Page text:

──────────────────────────────

We modify these functions by introducing the following definitions.

Let $\xi =({\xi }_1,{\xi }_2,\dots ,{\xi }_n)$ be a point of ${\mathbb{R}}^n$ and $x-\xi =(x_1-{\xi }_1,x_2-{\xi }_2,\dots ,x_n-{\xi }_n).$ We define

$$R_{\alpha }^e(x,\xi )\equiv R_{\alpha }^e\left(v(x-\xi )\right),$$

$$R_{\beta }^H(x,\xi )\equiv R_{\beta }^H\left(y(x-\xi )\right),$$

$$S_{\gamma }(x,\xi )\equiv S_{\gamma }\left(w(x-\xi )\right),$$

$$T_{\kappa }(x,\xi )\equiv T_{\kappa }\left(z(x-\xi )\right),$$

where $R_{\alpha }^e\left(v\right)$, $R_{\beta }^H\left(y\right)$, $S_{\gamma }\left(w\right)$ and $T_{\kappa }\left(z\right)$ are defined by Equations (6)–(9), respectively. We let

$$D_k(x,\xi )\equiv {(-1)}^k{R}_{2k}^e(x,\xi )\ast R_{2k}^H(x,\xi ),k=1,2,\dots .$$

(11)

──────────────────────────────

Listed records:
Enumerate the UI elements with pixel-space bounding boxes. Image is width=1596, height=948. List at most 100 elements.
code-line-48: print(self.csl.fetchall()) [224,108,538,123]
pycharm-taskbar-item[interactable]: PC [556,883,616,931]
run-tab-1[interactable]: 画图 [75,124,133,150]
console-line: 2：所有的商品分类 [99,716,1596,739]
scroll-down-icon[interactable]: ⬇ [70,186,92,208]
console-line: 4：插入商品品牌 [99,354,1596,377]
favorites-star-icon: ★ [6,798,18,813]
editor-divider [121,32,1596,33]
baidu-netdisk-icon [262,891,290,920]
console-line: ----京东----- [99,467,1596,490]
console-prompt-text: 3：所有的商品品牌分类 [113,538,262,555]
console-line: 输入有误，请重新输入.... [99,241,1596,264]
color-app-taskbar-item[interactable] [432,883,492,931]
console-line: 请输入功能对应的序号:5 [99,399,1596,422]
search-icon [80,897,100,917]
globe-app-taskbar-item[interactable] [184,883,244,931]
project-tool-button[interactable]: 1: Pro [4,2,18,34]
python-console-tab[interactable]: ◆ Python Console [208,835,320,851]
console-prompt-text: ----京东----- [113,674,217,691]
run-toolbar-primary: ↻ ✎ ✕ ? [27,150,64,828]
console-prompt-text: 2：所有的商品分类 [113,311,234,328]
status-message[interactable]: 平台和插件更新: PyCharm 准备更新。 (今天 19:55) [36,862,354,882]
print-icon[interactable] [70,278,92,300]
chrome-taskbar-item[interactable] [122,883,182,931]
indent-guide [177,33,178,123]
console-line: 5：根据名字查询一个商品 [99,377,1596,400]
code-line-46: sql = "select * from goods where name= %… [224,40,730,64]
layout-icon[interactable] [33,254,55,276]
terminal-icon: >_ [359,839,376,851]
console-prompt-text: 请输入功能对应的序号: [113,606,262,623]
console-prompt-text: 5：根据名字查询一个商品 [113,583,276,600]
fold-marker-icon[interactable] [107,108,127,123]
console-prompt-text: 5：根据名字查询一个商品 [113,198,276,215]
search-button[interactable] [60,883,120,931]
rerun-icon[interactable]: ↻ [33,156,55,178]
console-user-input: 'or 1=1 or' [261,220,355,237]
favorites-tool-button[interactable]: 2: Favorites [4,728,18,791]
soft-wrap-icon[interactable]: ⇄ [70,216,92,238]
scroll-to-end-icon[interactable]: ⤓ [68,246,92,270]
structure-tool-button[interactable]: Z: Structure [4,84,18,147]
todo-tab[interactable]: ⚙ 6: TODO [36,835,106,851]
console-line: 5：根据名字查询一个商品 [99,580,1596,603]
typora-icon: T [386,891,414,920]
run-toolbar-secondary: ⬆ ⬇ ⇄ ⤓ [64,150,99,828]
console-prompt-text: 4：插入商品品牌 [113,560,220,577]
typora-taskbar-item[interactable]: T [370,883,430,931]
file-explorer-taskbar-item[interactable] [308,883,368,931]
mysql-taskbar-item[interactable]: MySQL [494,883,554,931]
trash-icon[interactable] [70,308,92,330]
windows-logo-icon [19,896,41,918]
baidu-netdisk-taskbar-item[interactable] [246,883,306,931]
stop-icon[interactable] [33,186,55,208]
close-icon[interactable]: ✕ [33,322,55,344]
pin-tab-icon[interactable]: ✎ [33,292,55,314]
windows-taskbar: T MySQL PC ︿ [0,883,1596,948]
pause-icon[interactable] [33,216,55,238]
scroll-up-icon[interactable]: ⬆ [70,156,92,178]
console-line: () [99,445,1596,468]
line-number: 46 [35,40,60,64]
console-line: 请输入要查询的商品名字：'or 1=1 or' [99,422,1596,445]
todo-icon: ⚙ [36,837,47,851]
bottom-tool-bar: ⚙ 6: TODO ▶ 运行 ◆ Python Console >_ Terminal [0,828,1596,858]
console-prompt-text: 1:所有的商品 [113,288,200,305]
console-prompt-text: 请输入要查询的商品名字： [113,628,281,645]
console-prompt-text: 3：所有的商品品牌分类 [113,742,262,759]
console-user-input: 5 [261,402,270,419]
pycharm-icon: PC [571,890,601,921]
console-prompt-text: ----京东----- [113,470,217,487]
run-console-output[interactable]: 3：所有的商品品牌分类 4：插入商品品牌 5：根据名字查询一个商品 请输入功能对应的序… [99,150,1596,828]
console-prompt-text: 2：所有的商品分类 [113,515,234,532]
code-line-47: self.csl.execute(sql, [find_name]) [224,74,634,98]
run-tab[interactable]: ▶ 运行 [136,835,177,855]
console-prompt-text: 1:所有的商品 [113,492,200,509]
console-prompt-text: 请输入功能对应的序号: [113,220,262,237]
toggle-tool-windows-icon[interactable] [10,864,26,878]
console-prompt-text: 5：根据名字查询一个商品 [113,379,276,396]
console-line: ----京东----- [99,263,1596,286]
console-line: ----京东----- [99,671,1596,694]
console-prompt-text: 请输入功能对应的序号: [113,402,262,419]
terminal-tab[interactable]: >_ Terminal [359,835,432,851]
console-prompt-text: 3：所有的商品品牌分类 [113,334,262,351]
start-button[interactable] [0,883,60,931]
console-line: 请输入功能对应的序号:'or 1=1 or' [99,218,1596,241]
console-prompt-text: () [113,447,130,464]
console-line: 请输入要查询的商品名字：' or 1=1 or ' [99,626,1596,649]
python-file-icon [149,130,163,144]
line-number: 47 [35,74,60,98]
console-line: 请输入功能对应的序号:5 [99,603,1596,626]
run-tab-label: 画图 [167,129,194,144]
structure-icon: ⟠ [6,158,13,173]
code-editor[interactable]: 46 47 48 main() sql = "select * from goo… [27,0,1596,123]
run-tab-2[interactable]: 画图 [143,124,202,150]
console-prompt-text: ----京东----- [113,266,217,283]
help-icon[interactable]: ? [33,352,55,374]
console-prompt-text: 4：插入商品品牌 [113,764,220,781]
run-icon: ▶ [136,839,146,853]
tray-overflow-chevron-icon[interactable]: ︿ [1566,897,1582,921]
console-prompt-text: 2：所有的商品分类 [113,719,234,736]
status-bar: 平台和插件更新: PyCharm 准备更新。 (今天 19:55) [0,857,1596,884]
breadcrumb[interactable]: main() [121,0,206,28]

──────────────────────────────

Jobs:
(a) According to the definitions passage, which equations define $R_{\alpha }^e(v)$, $R_{\beta }^H(y)$, $S_{\gamma }(w)$ and $T_{\kappa }(z)$?
(b) Go on with the definitions passage from the point where it stops.

Answer set:
(a) Equations (6)–(9), respectively.

(b)
$$M_k(x,\xi )\equiv {(-1)}^k{R}_{2k}^e(x,\xi )\ast R_{2k}^H(x,\xi )\ast S_{2k}(x,\xi )\ast T_{2k}(x,\xi ),k=1,2,\dots .$$

(12)

Note that functions $D_k(x,\xi )$ and $M_k(x,\xi )$ are tempered distributions [13,16], which can be written in the form of functions $R_2^e(x,\xi )$, $R_2^H(x,\xi )$, $S_2(x,\xi )$, and $T_2(x,\xi )$. Equations (11) and (12) can thus be computed via [25]:

$$D_k(x,\xi )=\frac{{(-1)}^{2k-1}{\left(v(x,\xi )\right)}^{k-1}{R}_2^e(x,\xi )\ast {\left(y(x,\xi )\right)}^{k-1}{R}_2^H(x,\xi )}{2^{2(k-1)}{\left((k-1)!\right)}^2{\displaystyle \prod _{l=1}^{k-1}}{(n-2(l+1))}^2},k=2,3,\dots ,$$

$$M_k(x,\xi )=\frac{{(-1)}^k{D}_k(x,\xi )\ast {\left(w(x,\xi )\right)}^{k-1}{S}_2(x,\xi )\ast {\left(z(x,\xi )\right)}^{k-1}{T}_2(x,\xi )}{2^{2(k-1)}{\left((k-1)!\right)}^2{\displaystyle \prod _{l=1}^{k-1}}{(n-2(l+1))}^2},k=2,3,\dots .$$

Moreover, the function $M_k(x,\xi )$ satisfies

$${\oplus }^m{M}_k(x,\xi )=M_{k-m}(x,\xi ),0\le m<k,k=1,2,\dots .$$

(13)

Lemma 1 (Gauss divergence theorem).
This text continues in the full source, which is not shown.